EXERCISE INSTRUCTIONS: Repeat the lines below exactly as they appear, but leave out the images.

-- Start DATA EXTRACT --

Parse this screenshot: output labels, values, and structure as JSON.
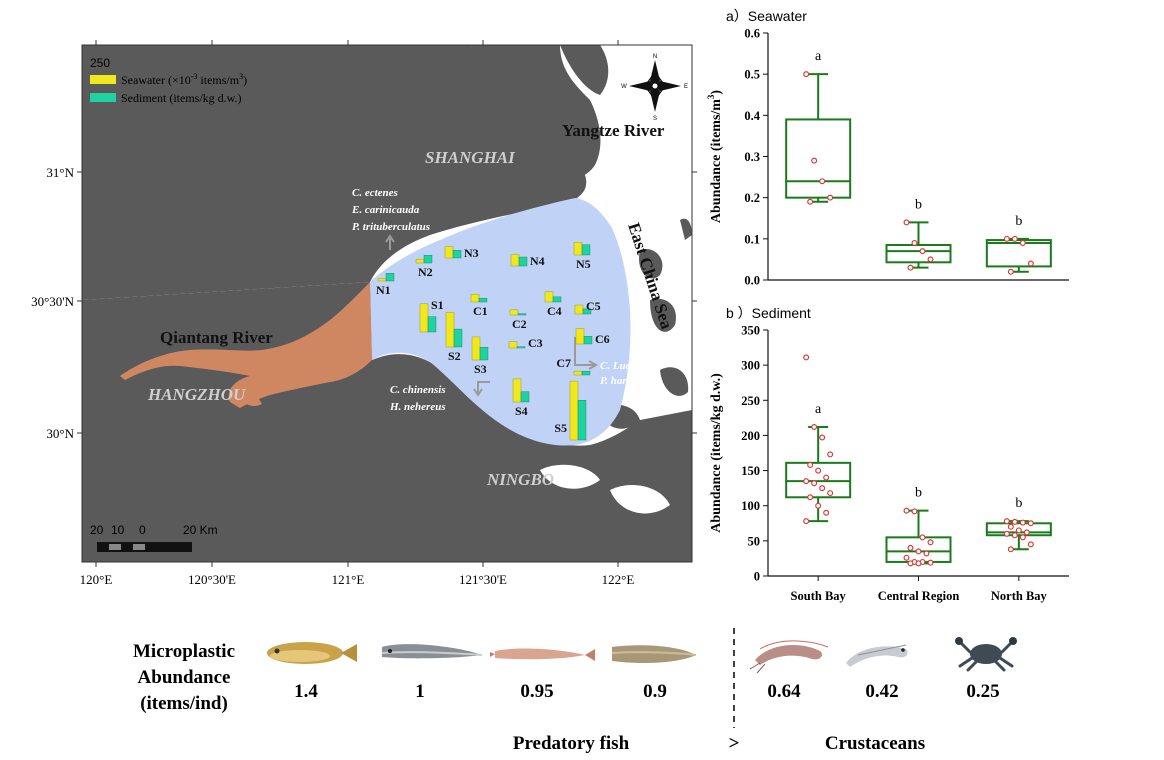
{
  "map": {
    "legend": {
      "scale_value": "250",
      "seawater_label": "Seawater (×10",
      "seawater_exp": "-3",
      "seawater_unit": " items/m",
      "seawater_unit_exp": "3",
      "seawater_close": ")",
      "sediment_label": "Sediment  (items/kg d.w.)",
      "seawater_color": "#f0e81c",
      "sediment_color": "#1fd3a0"
    },
    "compass": {
      "n": "N",
      "s": "S",
      "e": "E",
      "w": "W"
    },
    "places": {
      "shanghai": "SHANGHAI",
      "hangzhou": "HANGZHOU",
      "ningbo": "NINGBO",
      "yangtze": "Yangtze River",
      "qiantang": "Qiantang River",
      "east_china_sea": "East China Sea"
    },
    "species_labels": {
      "north": [
        "C. ectenes",
        "E. carinicauda",
        "P. trituberculatus"
      ],
      "east": [
        "C. Lucidus",
        "P. hardwickii"
      ],
      "south": [
        "C. chinensis",
        "H. nehereus"
      ]
    },
    "x_ticks": [
      "120°E",
      "120°30'E",
      "121°E",
      "121°30'E",
      "122°E"
    ],
    "y_ticks": [
      "31°N",
      "30°30'N",
      "30°N"
    ],
    "scale_bar": {
      "labels": [
        "20",
        "10",
        "0",
        "20 Km"
      ]
    },
    "land_color": "#5a5a5a",
    "bay_color": "#c0d3f7",
    "river_color": "#cf8762",
    "stations": [
      {
        "name": "N1",
        "seawater": 2,
        "sediment": 6
      },
      {
        "name": "N2",
        "seawater": 3,
        "sediment": 6
      },
      {
        "name": "N3",
        "seawater": 9,
        "sediment": 6
      },
      {
        "name": "N4",
        "seawater": 9,
        "sediment": 7
      },
      {
        "name": "N5",
        "seawater": 10,
        "sediment": 8
      },
      {
        "name": "S1",
        "seawater": 22,
        "sediment": 12
      },
      {
        "name": "S2",
        "seawater": 27,
        "sediment": 14
      },
      {
        "name": "S3",
        "seawater": 18,
        "sediment": 10
      },
      {
        "name": "S4",
        "seawater": 18,
        "sediment": 8
      },
      {
        "name": "S5",
        "seawater": 46,
        "sediment": 31
      },
      {
        "name": "C1",
        "seawater": 6,
        "sediment": 3
      },
      {
        "name": "C2",
        "seawater": 4,
        "sediment": 1
      },
      {
        "name": "C3",
        "seawater": 5,
        "sediment": 1
      },
      {
        "name": "C4",
        "seawater": 8,
        "sediment": 4
      },
      {
        "name": "C5",
        "seawater": 7,
        "sediment": 4
      },
      {
        "name": "C6",
        "seawater": 12,
        "sediment": 6
      },
      {
        "name": "C7",
        "seawater": 3,
        "sediment": 3
      }
    ]
  },
  "chart_data": [
    {
      "type": "box",
      "panel_title": "a）Seawater",
      "ylabel_main": "Abundance  (items/m",
      "ylabel_exp": "3",
      "ylabel_close": ")",
      "ylim": [
        0,
        0.6
      ],
      "yticks": [
        "0.0",
        "0.1",
        "0.2",
        "0.3",
        "0.4",
        "0.5",
        "0.6"
      ],
      "categories": [
        "South Bay",
        "Central Region",
        "North Bay"
      ],
      "boxes": [
        {
          "min": 0.19,
          "q1": 0.2,
          "median": 0.24,
          "q3": 0.39,
          "max": 0.5,
          "points": [
            0.5,
            0.29,
            0.24,
            0.2,
            0.19
          ]
        },
        {
          "min": 0.03,
          "q1": 0.043,
          "median": 0.07,
          "q3": 0.085,
          "max": 0.14,
          "points": [
            0.14,
            0.09,
            0.07,
            0.05,
            0.03
          ]
        },
        {
          "min": 0.02,
          "q1": 0.033,
          "median": 0.09,
          "q3": 0.097,
          "max": 0.1,
          "points": [
            0.1,
            0.1,
            0.09,
            0.04,
            0.02
          ]
        }
      ],
      "letters": [
        "a",
        "b",
        "b"
      ],
      "box_color": "#1b7a1b",
      "point_color": "#d93a3a"
    },
    {
      "type": "box",
      "panel_title": "b ）Sediment",
      "ylabel_main": "Abundance  (items/kg d.w.)",
      "ylim": [
        0,
        350
      ],
      "yticks": [
        "0",
        "50",
        "100",
        "150",
        "200",
        "250",
        "300",
        "350"
      ],
      "categories": [
        "South Bay",
        "Central Region",
        "North Bay"
      ],
      "boxes": [
        {
          "min": 78,
          "q1": 112,
          "median": 135,
          "q3": 161,
          "max": 212,
          "points": [
            311,
            212,
            197,
            173,
            158,
            150,
            140,
            135,
            132,
            125,
            118,
            112,
            100,
            90,
            78
          ]
        },
        {
          "min": 18,
          "q1": 20,
          "median": 35,
          "q3": 55,
          "max": 93,
          "points": [
            93,
            92,
            55,
            48,
            40,
            35,
            32,
            26,
            20,
            20,
            19,
            18,
            18
          ]
        },
        {
          "min": 38,
          "q1": 58,
          "median": 62,
          "q3": 75,
          "max": 78,
          "points": [
            78,
            77,
            76,
            75,
            70,
            65,
            62,
            60,
            58,
            55,
            45,
            38
          ]
        }
      ],
      "letters": [
        "a",
        "b",
        "b"
      ],
      "box_color": "#1b7a1b",
      "point_color": "#d93a3a"
    }
  ],
  "bottom": {
    "row_label": [
      "Microplastic",
      "Abundance",
      "(items/ind)"
    ],
    "organisms": [
      {
        "value": "1.4"
      },
      {
        "value": "1"
      },
      {
        "value": "0.95"
      },
      {
        "value": "0.9"
      },
      {
        "value": "0.64"
      },
      {
        "value": "0.42"
      },
      {
        "value": "0.25"
      }
    ],
    "group_left": "Predatory fish",
    "group_sep": ">",
    "group_right": "Crustaceans"
  }
}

-- End DATA EXTRACT --

FULL ANSWER:
Parse this screenshot: output labels, values, and structure as JSON.
{
  "map": {
    "legend": {
      "scale_value": "250",
      "seawater_label": "Seawater (×10",
      "seawater_exp": "-3",
      "seawater_unit": " items/m",
      "seawater_unit_exp": "3",
      "seawater_close": ")",
      "sediment_label": "Sediment  (items/kg d.w.)",
      "seawater_color": "#f0e81c",
      "sediment_color": "#1fd3a0"
    },
    "compass": {
      "n": "N",
      "s": "S",
      "e": "E",
      "w": "W"
    },
    "places": {
      "shanghai": "SHANGHAI",
      "hangzhou": "HANGZHOU",
      "ningbo": "NINGBO",
      "yangtze": "Yangtze River",
      "qiantang": "Qiantang River",
      "east_china_sea": "East China Sea"
    },
    "species_labels": {
      "north": [
        "C. ectenes",
        "E. carinicauda",
        "P. trituberculatus"
      ],
      "east": [
        "C. Lucidus",
        "P. hardwickii"
      ],
      "south": [
        "C. chinensis",
        "H. nehereus"
      ]
    },
    "x_ticks": [
      "120°E",
      "120°30'E",
      "121°E",
      "121°30'E",
      "122°E"
    ],
    "y_ticks": [
      "31°N",
      "30°30'N",
      "30°N"
    ],
    "scale_bar": {
      "labels": [
        "20",
        "10",
        "0",
        "20 Km"
      ]
    },
    "land_color": "#5a5a5a",
    "bay_color": "#c0d3f7",
    "river_color": "#cf8762",
    "stations": [
      {
        "name": "N1",
        "seawater": 2,
        "sediment": 6
      },
      {
        "name": "N2",
        "seawater": 3,
        "sediment": 6
      },
      {
        "name": "N3",
        "seawater": 9,
        "sediment": 6
      },
      {
        "name": "N4",
        "seawater": 9,
        "sediment": 7
      },
      {
        "name": "N5",
        "seawater": 10,
        "sediment": 8
      },
      {
        "name": "S1",
        "seawater": 22,
        "sediment": 12
      },
      {
        "name": "S2",
        "seawater": 27,
        "sediment": 14
      },
      {
        "name": "S3",
        "seawater": 18,
        "sediment": 10
      },
      {
        "name": "S4",
        "seawater": 18,
        "sediment": 8
      },
      {
        "name": "S5",
        "seawater": 46,
        "sediment": 31
      },
      {
        "name": "C1",
        "seawater": 6,
        "sediment": 3
      },
      {
        "name": "C2",
        "seawater": 4,
        "sediment": 1
      },
      {
        "name": "C3",
        "seawater": 5,
        "sediment": 1
      },
      {
        "name": "C4",
        "seawater": 8,
        "sediment": 4
      },
      {
        "name": "C5",
        "seawater": 7,
        "sediment": 4
      },
      {
        "name": "C6",
        "seawater": 12,
        "sediment": 6
      },
      {
        "name": "C7",
        "seawater": 3,
        "sediment": 3
      }
    ]
  },
  "chart_data": [
    {
      "type": "box",
      "panel_title": "a）Seawater",
      "ylabel_main": "Abundance  (items/m",
      "ylabel_exp": "3",
      "ylabel_close": ")",
      "ylim": [
        0,
        0.6
      ],
      "yticks": [
        "0.0",
        "0.1",
        "0.2",
        "0.3",
        "0.4",
        "0.5",
        "0.6"
      ],
      "categories": [
        "South Bay",
        "Central Region",
        "North Bay"
      ],
      "boxes": [
        {
          "min": 0.19,
          "q1": 0.2,
          "median": 0.24,
          "q3": 0.39,
          "max": 0.5,
          "points": [
            0.5,
            0.29,
            0.24,
            0.2,
            0.19
          ]
        },
        {
          "min": 0.03,
          "q1": 0.043,
          "median": 0.07,
          "q3": 0.085,
          "max": 0.14,
          "points": [
            0.14,
            0.09,
            0.07,
            0.05,
            0.03
          ]
        },
        {
          "min": 0.02,
          "q1": 0.033,
          "median": 0.09,
          "q3": 0.097,
          "max": 0.1,
          "points": [
            0.1,
            0.1,
            0.09,
            0.04,
            0.02
          ]
        }
      ],
      "letters": [
        "a",
        "b",
        "b"
      ],
      "box_color": "#1b7a1b",
      "point_color": "#d93a3a"
    },
    {
      "type": "box",
      "panel_title": "b ）Sediment",
      "ylabel_main": "Abundance  (items/kg d.w.)",
      "ylim": [
        0,
        350
      ],
      "yticks": [
        "0",
        "50",
        "100",
        "150",
        "200",
        "250",
        "300",
        "350"
      ],
      "categories": [
        "South Bay",
        "Central Region",
        "North Bay"
      ],
      "boxes": [
        {
          "min": 78,
          "q1": 112,
          "median": 135,
          "q3": 161,
          "max": 212,
          "points": [
            311,
            212,
            197,
            173,
            158,
            150,
            140,
            135,
            132,
            125,
            118,
            112,
            100,
            90,
            78
          ]
        },
        {
          "min": 18,
          "q1": 20,
          "median": 35,
          "q3": 55,
          "max": 93,
          "points": [
            93,
            92,
            55,
            48,
            40,
            35,
            32,
            26,
            20,
            20,
            19,
            18,
            18
          ]
        },
        {
          "min": 38,
          "q1": 58,
          "median": 62,
          "q3": 75,
          "max": 78,
          "points": [
            78,
            77,
            76,
            75,
            70,
            65,
            62,
            60,
            58,
            55,
            45,
            38
          ]
        }
      ],
      "letters": [
        "a",
        "b",
        "b"
      ],
      "box_color": "#1b7a1b",
      "point_color": "#d93a3a"
    }
  ],
  "bottom": {
    "row_label": [
      "Microplastic",
      "Abundance",
      "(items/ind)"
    ],
    "organisms": [
      {
        "value": "1.4"
      },
      {
        "value": "1"
      },
      {
        "value": "0.95"
      },
      {
        "value": "0.9"
      },
      {
        "value": "0.64"
      },
      {
        "value": "0.42"
      },
      {
        "value": "0.25"
      }
    ],
    "group_left": "Predatory fish",
    "group_sep": ">",
    "group_right": "Crustaceans"
  }
}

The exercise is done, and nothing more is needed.